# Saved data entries
□ □ □ □ □ □ □

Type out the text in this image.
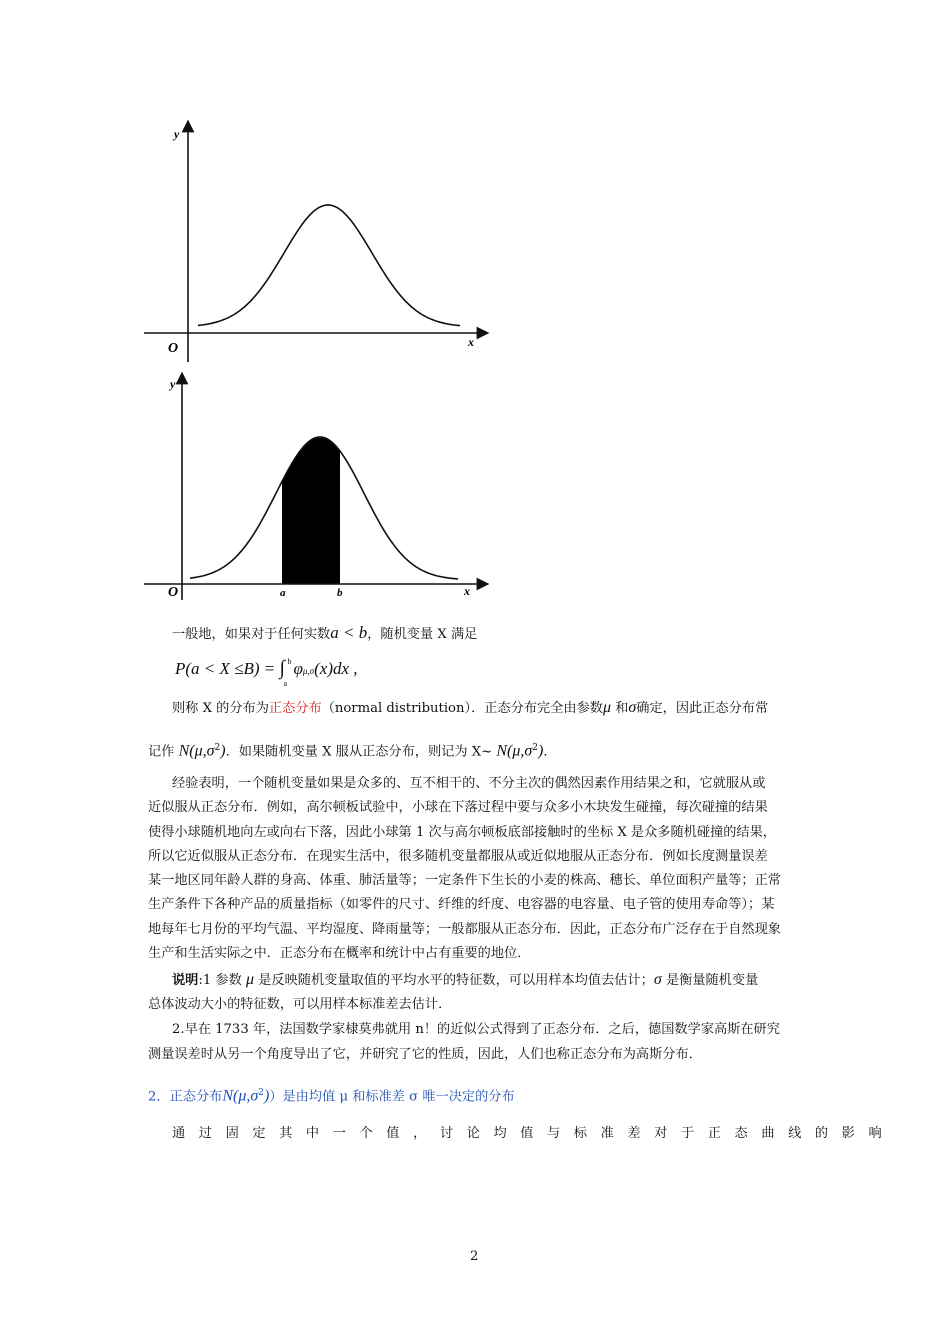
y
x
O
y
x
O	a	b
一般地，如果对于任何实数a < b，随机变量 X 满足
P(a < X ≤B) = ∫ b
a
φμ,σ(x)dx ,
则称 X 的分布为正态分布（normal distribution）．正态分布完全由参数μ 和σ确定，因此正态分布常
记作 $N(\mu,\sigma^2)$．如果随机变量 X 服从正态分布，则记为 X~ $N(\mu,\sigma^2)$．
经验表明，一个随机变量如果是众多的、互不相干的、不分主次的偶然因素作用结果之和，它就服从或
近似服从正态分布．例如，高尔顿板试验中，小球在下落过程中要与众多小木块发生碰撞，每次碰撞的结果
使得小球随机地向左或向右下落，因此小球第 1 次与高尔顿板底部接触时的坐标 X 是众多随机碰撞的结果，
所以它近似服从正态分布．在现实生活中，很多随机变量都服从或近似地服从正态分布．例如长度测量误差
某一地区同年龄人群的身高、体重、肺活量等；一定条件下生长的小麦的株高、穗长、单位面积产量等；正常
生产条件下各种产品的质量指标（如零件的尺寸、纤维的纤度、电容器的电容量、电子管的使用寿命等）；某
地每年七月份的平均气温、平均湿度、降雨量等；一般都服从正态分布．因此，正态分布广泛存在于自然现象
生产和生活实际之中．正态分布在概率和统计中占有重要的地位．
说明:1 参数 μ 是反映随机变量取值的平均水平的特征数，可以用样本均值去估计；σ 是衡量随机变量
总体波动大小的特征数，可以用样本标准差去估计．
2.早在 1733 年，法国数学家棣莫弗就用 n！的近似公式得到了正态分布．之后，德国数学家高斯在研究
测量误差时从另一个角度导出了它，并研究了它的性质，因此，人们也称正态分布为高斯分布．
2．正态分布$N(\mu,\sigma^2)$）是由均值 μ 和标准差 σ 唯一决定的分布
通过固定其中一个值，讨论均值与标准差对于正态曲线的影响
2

□ □ □ □ □ □ □

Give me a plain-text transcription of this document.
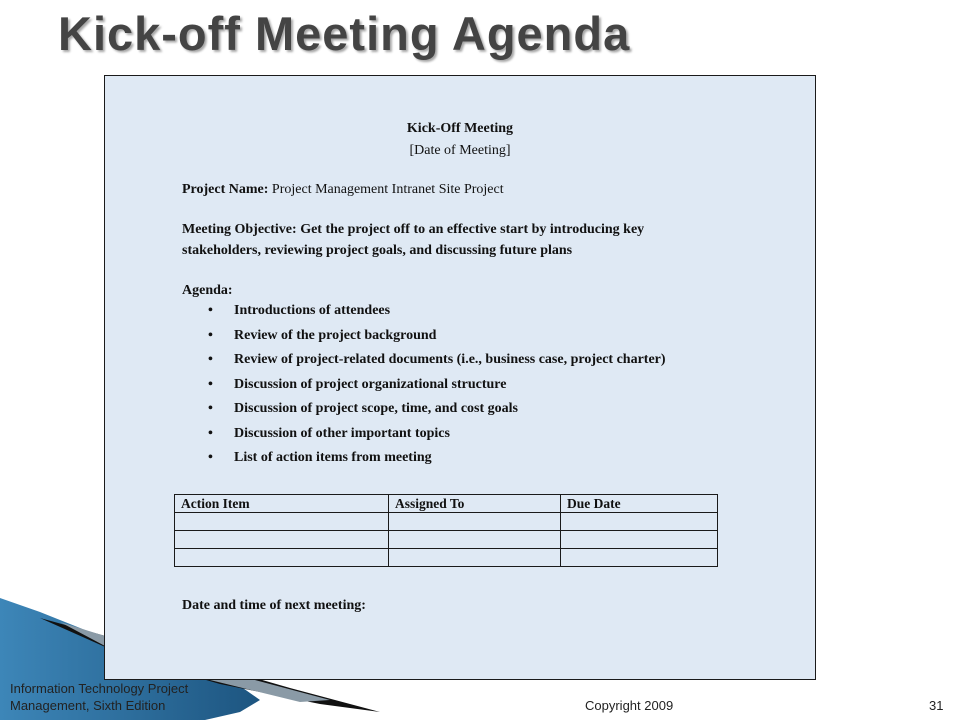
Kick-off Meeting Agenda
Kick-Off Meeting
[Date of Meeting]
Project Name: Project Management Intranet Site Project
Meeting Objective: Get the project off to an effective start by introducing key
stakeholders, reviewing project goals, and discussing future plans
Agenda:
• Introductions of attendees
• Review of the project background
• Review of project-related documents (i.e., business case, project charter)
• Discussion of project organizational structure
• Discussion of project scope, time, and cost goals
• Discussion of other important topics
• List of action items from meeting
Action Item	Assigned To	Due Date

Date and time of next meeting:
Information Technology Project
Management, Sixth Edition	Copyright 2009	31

□ □ □ □ □ □ □

# Stated exercise
Work out how many lines of the data above hold the word "Kick", and write only the count.

# Completed task
2